# [DIRECTIVE]
Reproduce the entire listing word for word.

# [EXTRACTED DATA]

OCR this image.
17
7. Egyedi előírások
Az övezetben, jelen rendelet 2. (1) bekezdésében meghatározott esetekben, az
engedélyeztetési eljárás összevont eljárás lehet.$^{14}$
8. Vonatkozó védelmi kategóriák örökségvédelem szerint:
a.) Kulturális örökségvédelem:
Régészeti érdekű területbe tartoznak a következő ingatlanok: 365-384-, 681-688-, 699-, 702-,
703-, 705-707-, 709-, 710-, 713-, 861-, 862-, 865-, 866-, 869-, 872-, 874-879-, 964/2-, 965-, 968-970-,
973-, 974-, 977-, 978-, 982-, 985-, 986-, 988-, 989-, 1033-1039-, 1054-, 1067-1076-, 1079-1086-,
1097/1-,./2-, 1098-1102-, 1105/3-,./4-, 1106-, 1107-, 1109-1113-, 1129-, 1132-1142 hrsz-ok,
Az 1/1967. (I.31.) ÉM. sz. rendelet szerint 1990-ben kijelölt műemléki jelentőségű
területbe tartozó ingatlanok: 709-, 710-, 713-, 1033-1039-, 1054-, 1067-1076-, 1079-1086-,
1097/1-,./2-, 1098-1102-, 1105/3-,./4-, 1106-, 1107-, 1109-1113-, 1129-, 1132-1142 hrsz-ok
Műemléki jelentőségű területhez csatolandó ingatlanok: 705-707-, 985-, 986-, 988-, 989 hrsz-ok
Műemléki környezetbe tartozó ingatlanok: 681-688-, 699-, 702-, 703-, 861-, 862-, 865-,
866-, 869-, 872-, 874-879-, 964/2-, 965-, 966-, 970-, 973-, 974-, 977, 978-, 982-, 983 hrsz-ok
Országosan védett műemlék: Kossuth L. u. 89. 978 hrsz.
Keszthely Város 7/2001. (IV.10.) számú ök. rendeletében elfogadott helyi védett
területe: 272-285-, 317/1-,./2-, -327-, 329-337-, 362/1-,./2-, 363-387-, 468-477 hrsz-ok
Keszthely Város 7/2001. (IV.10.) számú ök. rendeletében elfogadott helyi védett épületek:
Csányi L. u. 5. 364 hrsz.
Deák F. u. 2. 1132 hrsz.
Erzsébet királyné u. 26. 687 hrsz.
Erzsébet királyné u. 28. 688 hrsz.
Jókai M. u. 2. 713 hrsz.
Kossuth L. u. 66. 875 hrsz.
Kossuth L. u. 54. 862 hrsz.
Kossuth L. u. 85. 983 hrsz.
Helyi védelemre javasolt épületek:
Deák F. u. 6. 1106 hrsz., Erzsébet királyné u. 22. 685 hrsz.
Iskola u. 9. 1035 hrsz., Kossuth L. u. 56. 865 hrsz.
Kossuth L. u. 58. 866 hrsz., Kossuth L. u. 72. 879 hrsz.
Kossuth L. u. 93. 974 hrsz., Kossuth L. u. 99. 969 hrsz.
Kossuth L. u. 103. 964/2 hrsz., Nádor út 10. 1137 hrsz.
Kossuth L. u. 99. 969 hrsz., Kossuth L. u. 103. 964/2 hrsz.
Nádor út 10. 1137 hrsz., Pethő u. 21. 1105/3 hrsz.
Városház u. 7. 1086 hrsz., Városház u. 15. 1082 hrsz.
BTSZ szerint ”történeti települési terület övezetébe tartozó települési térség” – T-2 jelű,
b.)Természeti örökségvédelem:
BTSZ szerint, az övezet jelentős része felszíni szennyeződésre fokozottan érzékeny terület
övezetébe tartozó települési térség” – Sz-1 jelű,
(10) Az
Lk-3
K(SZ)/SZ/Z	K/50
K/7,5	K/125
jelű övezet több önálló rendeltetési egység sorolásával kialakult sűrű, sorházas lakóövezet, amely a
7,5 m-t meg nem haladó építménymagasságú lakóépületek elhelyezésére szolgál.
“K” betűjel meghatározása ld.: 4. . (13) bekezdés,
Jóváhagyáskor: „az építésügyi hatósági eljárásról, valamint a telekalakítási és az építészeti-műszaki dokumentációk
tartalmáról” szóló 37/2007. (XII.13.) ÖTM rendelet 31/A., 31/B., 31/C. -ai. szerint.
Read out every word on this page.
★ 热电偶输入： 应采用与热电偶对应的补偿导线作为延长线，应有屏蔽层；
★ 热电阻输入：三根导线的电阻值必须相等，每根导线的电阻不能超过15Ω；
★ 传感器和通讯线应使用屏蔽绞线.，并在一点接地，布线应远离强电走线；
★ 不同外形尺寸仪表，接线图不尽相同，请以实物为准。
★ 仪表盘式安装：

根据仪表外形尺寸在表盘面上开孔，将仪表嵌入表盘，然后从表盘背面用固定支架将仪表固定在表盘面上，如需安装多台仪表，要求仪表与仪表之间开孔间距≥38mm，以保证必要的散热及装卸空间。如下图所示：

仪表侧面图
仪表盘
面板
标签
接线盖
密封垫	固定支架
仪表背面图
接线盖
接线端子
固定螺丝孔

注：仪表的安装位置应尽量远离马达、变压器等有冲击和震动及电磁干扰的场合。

# [EXPECTED ANSWER]
OCR this image.
17
7. Egyedi előírások
Az övezetben, jelen rendelet 2. (1) bekezdésében meghatározott esetekben, az
engedélyeztetési eljárás összevont eljárás lehet.$^{14}$
8. Vonatkozó védelmi kategóriák örökségvédelem szerint:
a.) Kulturális örökségvédelem:
Régészeti érdekű területbe tartoznak a következő ingatlanok: 365-384-, 681-688-, 699-, 702-,
703-, 705-707-, 709-, 710-, 713-, 861-, 862-, 865-, 866-, 869-, 872-, 874-879-, 964/2-, 965-, 968-970-,
973-, 974-, 977-, 978-, 982-, 985-, 986-, 988-, 989-, 1033-1039-, 1054-, 1067-1076-, 1079-1086-,
1097/1-,./2-, 1098-1102-, 1105/3-,./4-, 1106-, 1107-, 1109-1113-, 1129-, 1132-1142 hrsz-ok,
Az 1/1967. (I.31.) ÉM. sz. rendelet szerint 1990-ben kijelölt műemléki jelentőségű
területbe tartozó ingatlanok: 709-, 710-, 713-, 1033-1039-, 1054-, 1067-1076-, 1079-1086-,
1097/1-,./2-, 1098-1102-, 1105/3-,./4-, 1106-, 1107-, 1109-1113-, 1129-, 1132-1142 hrsz-ok
Műemléki jelentőségű területhez csatolandó ingatlanok: 705-707-, 985-, 986-, 988-, 989 hrsz-ok
Műemléki környezetbe tartozó ingatlanok: 681-688-, 699-, 702-, 703-, 861-, 862-, 865-,
866-, 869-, 872-, 874-879-, 964/2-, 965-, 966-, 970-, 973-, 974-, 977, 978-, 982-, 983 hrsz-ok
Országosan védett műemlék: Kossuth L. u. 89. 978 hrsz.
Keszthely Város 7/2001. (IV.10.) számú ök. rendeletében elfogadott helyi védett
területe: 272-285-, 317/1-,./2-, -327-, 329-337-, 362/1-,./2-, 363-387-, 468-477 hrsz-ok
Keszthely Város 7/2001. (IV.10.) számú ök. rendeletében elfogadott helyi védett épületek:
Csányi L. u. 5. 364 hrsz.
Deák F. u. 2. 1132 hrsz.
Erzsébet királyné u. 26. 687 hrsz.
Erzsébet királyné u. 28. 688 hrsz.
Jókai M. u. 2. 713 hrsz.
Kossuth L. u. 66. 875 hrsz.
Kossuth L. u. 54. 862 hrsz.
Kossuth L. u. 85. 983 hrsz.
Helyi védelemre javasolt épületek:
Deák F. u. 6. 1106 hrsz., Erzsébet királyné u. 22. 685 hrsz.
Iskola u. 9. 1035 hrsz., Kossuth L. u. 56. 865 hrsz.
Kossuth L. u. 58. 866 hrsz., Kossuth L. u. 72. 879 hrsz.
Kossuth L. u. 93. 974 hrsz., Kossuth L. u. 99. 969 hrsz.
Kossuth L. u. 103. 964/2 hrsz., Nádor út 10. 1137 hrsz.
Kossuth L. u. 99. 969 hrsz., Kossuth L. u. 103. 964/2 hrsz.
Nádor út 10. 1137 hrsz., Pethő u. 21. 1105/3 hrsz.
Városház u. 7. 1086 hrsz., Városház u. 15. 1082 hrsz.
BTSZ szerint ”történeti települési terület övezetébe tartozó települési térség” – T-2 jelű,
b.)Természeti örökségvédelem:
BTSZ szerint, az övezet jelentős része felszíni szennyeződésre fokozottan érzékeny terület
övezetébe tartozó települési térség” – Sz-1 jelű,
(10) Az
Lk-3
K(SZ)/SZ/Z	K/50
K/7,5	K/125
jelű övezet több önálló rendeltetési egység sorolásával kialakult sűrű, sorházas lakóövezet, amely a
7,5 m-t meg nem haladó építménymagasságú lakóépületek elhelyezésére szolgál.
“K” betűjel meghatározása ld.: 4. . (13) bekezdés,
Jóváhagyáskor: „az építésügyi hatósági eljárásról, valamint a telekalakítási és az építészeti-műszaki dokumentációk
tartalmáról” szóló 37/2007. (XII.13.) ÖTM rendelet 31/A., 31/B., 31/C. -ai. szerint.
Read out every word on this page.
★ 热电偶输入： 应采用与热电偶对应的补偿导线作为延长线，应有屏蔽层；
★ 热电阻输入：三根导线的电阻值必须相等，每根导线的电阻不能超过15Ω；
★ 传感器和通讯线应使用屏蔽绞线.，并在一点接地，布线应远离强电走线；
★ 不同外形尺寸仪表，接线图不尽相同，请以实物为准。
★ 仪表盘式安装：

根据仪表外形尺寸在表盘面上开孔，将仪表嵌入表盘，然后从表盘背面用固定支架将仪表固定在表盘面上，如需安装多台仪表，要求仪表与仪表之间开孔间距≥38mm，以保证必要的散热及装卸空间。如下图所示：

仪表侧面图
仪表盘
面板
标签
接线盖
密封垫	固定支架
仪表背面图
接线盖
接线端子
固定螺丝孔

注：仪表的安装位置应尽量远离马达、变压器等有冲击和震动及电磁干扰的场合。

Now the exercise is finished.